### To be done
Filter the records below down to lines containing "Women".

--------------------------------------------------

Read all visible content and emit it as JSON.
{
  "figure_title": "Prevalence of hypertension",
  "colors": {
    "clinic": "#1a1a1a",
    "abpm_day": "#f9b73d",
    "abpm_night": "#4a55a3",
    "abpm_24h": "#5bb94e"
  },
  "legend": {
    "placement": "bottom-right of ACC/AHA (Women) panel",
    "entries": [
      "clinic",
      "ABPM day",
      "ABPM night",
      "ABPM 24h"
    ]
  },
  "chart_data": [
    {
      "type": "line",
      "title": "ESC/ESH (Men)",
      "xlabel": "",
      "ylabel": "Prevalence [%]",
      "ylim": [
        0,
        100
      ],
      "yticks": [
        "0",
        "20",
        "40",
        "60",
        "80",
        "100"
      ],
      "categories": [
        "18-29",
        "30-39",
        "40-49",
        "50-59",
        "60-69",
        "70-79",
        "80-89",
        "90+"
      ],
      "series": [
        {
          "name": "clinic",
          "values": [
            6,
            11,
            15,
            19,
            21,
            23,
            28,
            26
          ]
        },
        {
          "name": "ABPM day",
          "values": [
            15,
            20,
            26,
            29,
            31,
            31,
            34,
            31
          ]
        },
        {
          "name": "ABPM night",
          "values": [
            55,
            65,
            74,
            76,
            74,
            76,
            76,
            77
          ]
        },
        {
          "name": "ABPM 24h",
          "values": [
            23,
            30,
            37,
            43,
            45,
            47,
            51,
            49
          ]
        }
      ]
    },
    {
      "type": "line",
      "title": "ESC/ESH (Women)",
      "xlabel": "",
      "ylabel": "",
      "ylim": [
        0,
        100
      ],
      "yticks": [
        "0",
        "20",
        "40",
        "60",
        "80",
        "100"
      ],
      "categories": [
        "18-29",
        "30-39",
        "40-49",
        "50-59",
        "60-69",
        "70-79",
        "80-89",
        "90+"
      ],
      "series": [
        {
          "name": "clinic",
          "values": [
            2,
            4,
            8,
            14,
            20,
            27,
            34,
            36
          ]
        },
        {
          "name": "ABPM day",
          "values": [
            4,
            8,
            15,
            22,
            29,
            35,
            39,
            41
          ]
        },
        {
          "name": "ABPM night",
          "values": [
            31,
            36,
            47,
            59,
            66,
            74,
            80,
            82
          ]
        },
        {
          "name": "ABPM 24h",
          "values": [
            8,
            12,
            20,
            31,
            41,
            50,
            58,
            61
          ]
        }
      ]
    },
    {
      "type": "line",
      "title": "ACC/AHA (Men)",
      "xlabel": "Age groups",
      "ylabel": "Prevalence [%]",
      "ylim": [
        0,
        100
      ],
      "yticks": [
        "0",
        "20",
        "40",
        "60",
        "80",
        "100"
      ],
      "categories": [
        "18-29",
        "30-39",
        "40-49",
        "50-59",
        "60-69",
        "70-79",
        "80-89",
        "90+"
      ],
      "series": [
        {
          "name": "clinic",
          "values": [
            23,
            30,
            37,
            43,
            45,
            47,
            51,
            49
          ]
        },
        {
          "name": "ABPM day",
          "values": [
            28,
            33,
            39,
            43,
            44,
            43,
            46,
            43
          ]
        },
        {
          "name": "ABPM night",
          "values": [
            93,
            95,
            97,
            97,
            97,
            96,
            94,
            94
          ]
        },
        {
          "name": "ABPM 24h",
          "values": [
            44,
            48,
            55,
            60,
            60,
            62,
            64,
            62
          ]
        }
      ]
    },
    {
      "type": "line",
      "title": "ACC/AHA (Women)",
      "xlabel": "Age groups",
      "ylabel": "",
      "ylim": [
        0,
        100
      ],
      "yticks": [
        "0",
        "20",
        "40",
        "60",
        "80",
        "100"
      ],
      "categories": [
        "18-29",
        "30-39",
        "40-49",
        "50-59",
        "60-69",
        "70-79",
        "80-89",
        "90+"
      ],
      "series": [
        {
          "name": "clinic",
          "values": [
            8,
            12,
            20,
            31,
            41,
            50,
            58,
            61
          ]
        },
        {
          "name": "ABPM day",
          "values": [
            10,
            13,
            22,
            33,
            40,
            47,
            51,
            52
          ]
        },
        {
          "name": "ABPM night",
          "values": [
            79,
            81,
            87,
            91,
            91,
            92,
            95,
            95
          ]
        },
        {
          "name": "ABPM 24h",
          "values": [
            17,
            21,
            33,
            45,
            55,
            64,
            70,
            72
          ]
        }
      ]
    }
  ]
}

--------------------------------------------------

### The completed task
    "placement": "bottom-right of ACC/AHA (Women) panel",
      "title": "ESC/ESH (Women)",
      "title": "ACC/AHA (Women)",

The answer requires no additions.